Below are some records: retype them all exactly, but not the pictures.

## start Dataset content

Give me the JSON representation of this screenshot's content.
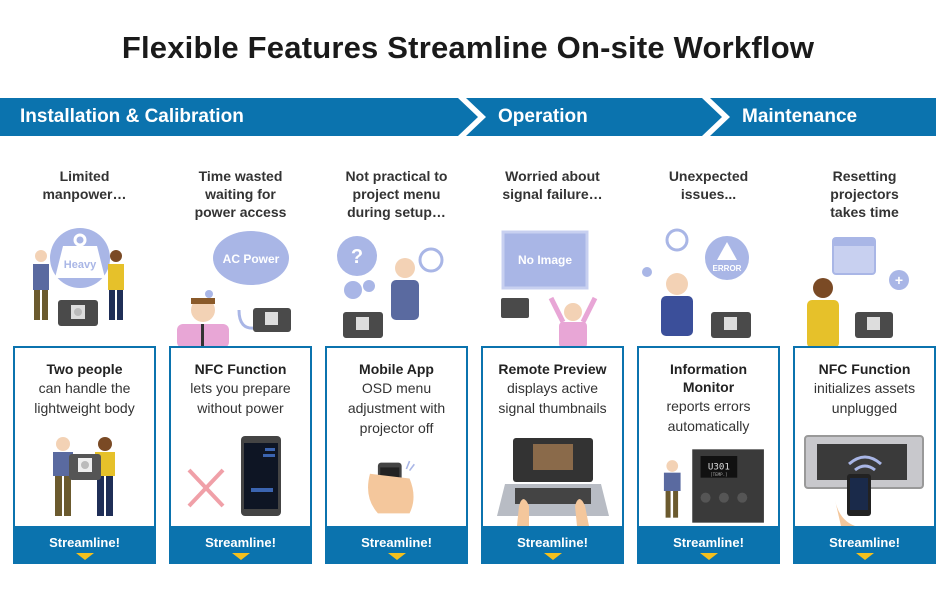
{
  "title": "Flexible Features Streamline On-site Workflow",
  "colors": {
    "accent": "#0b73ae",
    "arrow": "#f4c01e",
    "illustration": "#a9b6e6"
  },
  "phases": [
    {
      "label": "Installation & Calibration"
    },
    {
      "label": "Operation"
    },
    {
      "label": "Maintenance"
    }
  ],
  "columns": [
    {
      "problem": "Limited manpower…",
      "bubble": "Heavy",
      "solution_title": "Two people",
      "solution_desc": "can handle the lightweight body",
      "footer": "Streamline!"
    },
    {
      "problem": "Time wasted waiting for power access",
      "bubble": "AC Power",
      "solution_title": "NFC Function",
      "solution_desc": "lets you prepare without power",
      "footer": "Streamline!"
    },
    {
      "problem": "Not practical to project menu during setup…",
      "bubble": "?",
      "solution_title": "Mobile App",
      "solution_desc": "OSD menu adjustment with projector off",
      "footer": "Streamline!"
    },
    {
      "problem": "Worried about signal failure…",
      "bubble": "No Image",
      "solution_title": "Remote Preview",
      "solution_desc": "displays active signal thumbnails",
      "footer": "Streamline!"
    },
    {
      "problem": "Unexpected issues...",
      "bubble": "ERROR",
      "solution_title": "Information Monitor",
      "solution_desc": "reports errors automatically",
      "display_code": "U301",
      "display_sub": "[TEMP.]",
      "footer": "Streamline!"
    },
    {
      "problem": "Resetting projectors takes time",
      "bubble": "+",
      "solution_title": "NFC Function",
      "solution_desc": "initializes assets unplugged",
      "footer": "Streamline!"
    }
  ]
}
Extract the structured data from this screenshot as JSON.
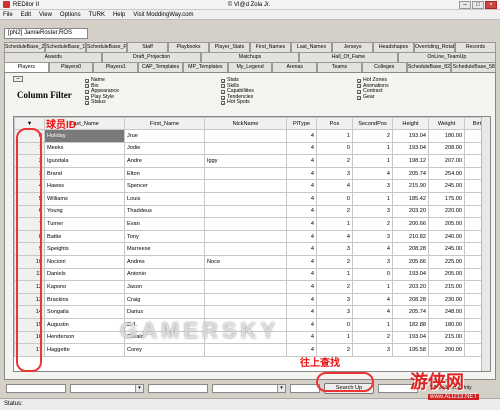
{
  "window": {
    "title": "REDitor II",
    "credit": "© VI@d Zola Jr."
  },
  "menu": [
    "File",
    "Edit",
    "View",
    "Options",
    "TURK",
    "Help",
    "Visit ModdingWay.com"
  ],
  "file_tab": "[pN2] JamieRoster.ROS",
  "tab_rows": [
    [
      "ScheduleBase_29",
      "ScheduleBase_14",
      "ScheduleBase_PreSeason",
      "Staff",
      "Playbooks",
      "Player_Stats",
      "First_Names",
      "Last_Names",
      "Jerseys",
      "Headshapes",
      "Overriding_Rotations",
      "Records"
    ],
    [
      "Awards",
      "Draft_Projection",
      "Matchups",
      "Hall_Of_Fame",
      "OnLine_TeamUp"
    ],
    [
      "Players",
      "Players0",
      "Players1",
      "CAP_Templates",
      "MP_Templates",
      "My_Legend",
      "Arenas",
      "Teams",
      "Colleges",
      "ScheduleBase_82",
      "ScheduleBase_58"
    ]
  ],
  "filter": {
    "collapse": "–",
    "title": "Column Filter",
    "col1": [
      "Name",
      "Bio",
      "Appearance",
      "Play Style",
      "Status"
    ],
    "col2": [
      "Stats",
      "Skills",
      "Capabilities",
      "Tendencies",
      "Hot Spots"
    ],
    "col3": [
      "Hot Zones",
      "Animations",
      "Contract",
      "Gear"
    ]
  },
  "table": {
    "headers": [
      "",
      "Last_Name",
      "First_Name",
      "NickName",
      "PlType",
      "Pos",
      "SecondPos",
      "Height",
      "Weight",
      "Birth"
    ],
    "rows": [
      [
        "0",
        "Holiday",
        "Jrue",
        "",
        "4",
        "1",
        "2",
        "193.04",
        "180.00"
      ],
      [
        "1",
        "Meeks",
        "Jodie",
        "",
        "4",
        "0",
        "1",
        "193.04",
        "208.00"
      ],
      [
        "2",
        "Iguodala",
        "Andre",
        "Iggy",
        "4",
        "2",
        "1",
        "198.12",
        "207.00"
      ],
      [
        "3",
        "Brand",
        "Elton",
        "",
        "4",
        "3",
        "4",
        "205.74",
        "254.00"
      ],
      [
        "4",
        "Hawes",
        "Spencer",
        "",
        "4",
        "4",
        "3",
        "215.90",
        "245.00"
      ],
      [
        "5",
        "Williams",
        "Louis",
        "",
        "4",
        "0",
        "1",
        "185.42",
        "175.00"
      ],
      [
        "6",
        "Young",
        "Thaddeus",
        "",
        "4",
        "2",
        "3",
        "203.20",
        "220.00"
      ],
      [
        "7",
        "Turner",
        "Evan",
        "",
        "4",
        "1",
        "2",
        "200.66",
        "205.00"
      ],
      [
        "8",
        "Battie",
        "Tony",
        "",
        "4",
        "4",
        "3",
        "210.82",
        "240.00"
      ],
      [
        "9",
        "Speights",
        "Marreese",
        "",
        "4",
        "3",
        "4",
        "208.28",
        "245.00"
      ],
      [
        "10",
        "Nocioni",
        "Andres",
        "Noce",
        "4",
        "2",
        "3",
        "205.66",
        "225.00"
      ],
      [
        "11",
        "Daniels",
        "Antonio",
        "",
        "4",
        "1",
        "0",
        "193.04",
        "205.00"
      ],
      [
        "12",
        "Kapono",
        "Jason",
        "",
        "4",
        "2",
        "1",
        "203.20",
        "215.00"
      ],
      [
        "13",
        "Brackins",
        "Craig",
        "",
        "4",
        "3",
        "4",
        "208.28",
        "230.00"
      ],
      [
        "14",
        "Songaila",
        "Darius",
        "",
        "4",
        "3",
        "4",
        "205.74",
        "248.00"
      ],
      [
        "15",
        "Augustin",
        "D.J.",
        "",
        "4",
        "0",
        "1",
        "182.88",
        "180.00"
      ],
      [
        "16",
        "Henderson",
        "Gerald",
        "",
        "4",
        "1",
        "2",
        "193.04",
        "215.00"
      ],
      [
        "17",
        "Haggette",
        "Corey",
        "",
        "4",
        "2",
        "3",
        "195.58",
        "200.00"
      ]
    ]
  },
  "bottom": {
    "search_label": "Search Up",
    "whole_words": "Whole Words Only"
  },
  "status": "Status:",
  "annotations": {
    "id_note": "球员ID",
    "search_note": "往上查找"
  },
  "watermark": "GAMERSKY",
  "logo": {
    "text": "游侠网",
    "url": "www.ALI213.NET"
  }
}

## end Dataset content

▶ [Written response]:
Give me the JSON representation of this screenshot's content.
{
  "title": "Flexible Features Streamline On-site Workflow",
  "colors": {
    "accent": "#0b73ae",
    "arrow": "#f4c01e",
    "illustration": "#a9b6e6"
  },
  "phases": [
    {
      "label": "Installation & Calibration"
    },
    {
      "label": "Operation"
    },
    {
      "label": "Maintenance"
    }
  ],
  "columns": [
    {
      "problem": "Limited manpower…",
      "bubble": "Heavy",
      "solution_title": "Two people",
      "solution_desc": "can handle the lightweight body",
      "footer": "Streamline!"
    },
    {
      "problem": "Time wasted waiting for power access",
      "bubble": "AC Power",
      "solution_title": "NFC Function",
      "solution_desc": "lets you prepare without power",
      "footer": "Streamline!"
    },
    {
      "problem": "Not practical to project menu during setup…",
      "bubble": "?",
      "solution_title": "Mobile App",
      "solution_desc": "OSD menu adjustment with projector off",
      "footer": "Streamline!"
    },
    {
      "problem": "Worried about signal failure…",
      "bubble": "No Image",
      "solution_title": "Remote Preview",
      "solution_desc": "displays active signal thumbnails",
      "footer": "Streamline!"
    },
    {
      "problem": "Unexpected issues...",
      "bubble": "ERROR",
      "solution_title": "Information Monitor",
      "solution_desc": "reports errors automatically",
      "display_code": "U301",
      "display_sub": "[TEMP.]",
      "footer": "Streamline!"
    },
    {
      "problem": "Resetting projectors takes time",
      "bubble": "+",
      "solution_title": "NFC Function",
      "solution_desc": "initializes assets unplugged",
      "footer": "Streamline!"
    }
  ]
}
Extract the structured data from this screenshot as JSON.
{
  "window": {
    "title": "REDitor II",
    "credit": "© VI@d Zola Jr."
  },
  "menu": [
    "File",
    "Edit",
    "View",
    "Options",
    "TURK",
    "Help",
    "Visit ModdingWay.com"
  ],
  "file_tab": "[pN2] JamieRoster.ROS",
  "tab_rows": [
    [
      "ScheduleBase_29",
      "ScheduleBase_14",
      "ScheduleBase_PreSeason",
      "Staff",
      "Playbooks",
      "Player_Stats",
      "First_Names",
      "Last_Names",
      "Jerseys",
      "Headshapes",
      "Overriding_Rotations",
      "Records"
    ],
    [
      "Awards",
      "Draft_Projection",
      "Matchups",
      "Hall_Of_Fame",
      "OnLine_TeamUp"
    ],
    [
      "Players",
      "Players0",
      "Players1",
      "CAP_Templates",
      "MP_Templates",
      "My_Legend",
      "Arenas",
      "Teams",
      "Colleges",
      "ScheduleBase_82",
      "ScheduleBase_58"
    ]
  ],
  "filter": {
    "collapse": "–",
    "title": "Column Filter",
    "col1": [
      "Name",
      "Bio",
      "Appearance",
      "Play Style",
      "Status"
    ],
    "col2": [
      "Stats",
      "Skills",
      "Capabilities",
      "Tendencies",
      "Hot Spots"
    ],
    "col3": [
      "Hot Zones",
      "Animations",
      "Contract",
      "Gear"
    ]
  },
  "table": {
    "headers": [
      "",
      "Last_Name",
      "First_Name",
      "NickName",
      "PlType",
      "Pos",
      "SecondPos",
      "Height",
      "Weight",
      "Birth"
    ],
    "rows": [
      [
        "0",
        "Holiday",
        "Jrue",
        "",
        "4",
        "1",
        "2",
        "193.04",
        "180.00"
      ],
      [
        "1",
        "Meeks",
        "Jodie",
        "",
        "4",
        "0",
        "1",
        "193.04",
        "208.00"
      ],
      [
        "2",
        "Iguodala",
        "Andre",
        "Iggy",
        "4",
        "2",
        "1",
        "198.12",
        "207.00"
      ],
      [
        "3",
        "Brand",
        "Elton",
        "",
        "4",
        "3",
        "4",
        "205.74",
        "254.00"
      ],
      [
        "4",
        "Hawes",
        "Spencer",
        "",
        "4",
        "4",
        "3",
        "215.90",
        "245.00"
      ],
      [
        "5",
        "Williams",
        "Louis",
        "",
        "4",
        "0",
        "1",
        "185.42",
        "175.00"
      ],
      [
        "6",
        "Young",
        "Thaddeus",
        "",
        "4",
        "2",
        "3",
        "203.20",
        "220.00"
      ],
      [
        "7",
        "Turner",
        "Evan",
        "",
        "4",
        "1",
        "2",
        "200.66",
        "205.00"
      ],
      [
        "8",
        "Battie",
        "Tony",
        "",
        "4",
        "4",
        "3",
        "210.82",
        "240.00"
      ],
      [
        "9",
        "Speights",
        "Marreese",
        "",
        "4",
        "3",
        "4",
        "208.28",
        "245.00"
      ],
      [
        "10",
        "Nocioni",
        "Andres",
        "Noce",
        "4",
        "2",
        "3",
        "205.66",
        "225.00"
      ],
      [
        "11",
        "Daniels",
        "Antonio",
        "",
        "4",
        "1",
        "0",
        "193.04",
        "205.00"
      ],
      [
        "12",
        "Kapono",
        "Jason",
        "",
        "4",
        "2",
        "1",
        "203.20",
        "215.00"
      ],
      [
        "13",
        "Brackins",
        "Craig",
        "",
        "4",
        "3",
        "4",
        "208.28",
        "230.00"
      ],
      [
        "14",
        "Songaila",
        "Darius",
        "",
        "4",
        "3",
        "4",
        "205.74",
        "248.00"
      ],
      [
        "15",
        "Augustin",
        "D.J.",
        "",
        "4",
        "0",
        "1",
        "182.88",
        "180.00"
      ],
      [
        "16",
        "Henderson",
        "Gerald",
        "",
        "4",
        "1",
        "2",
        "193.04",
        "215.00"
      ],
      [
        "17",
        "Haggette",
        "Corey",
        "",
        "4",
        "2",
        "3",
        "195.58",
        "200.00"
      ]
    ]
  },
  "bottom": {
    "search_label": "Search Up",
    "whole_words": "Whole Words Only"
  },
  "status": "Status:",
  "annotations": {
    "id_note": "球员ID",
    "search_note": "往上查找"
  },
  "watermark": "GAMERSKY",
  "logo": {
    "text": "游侠网",
    "url": "www.ALI213.NET"
  }
}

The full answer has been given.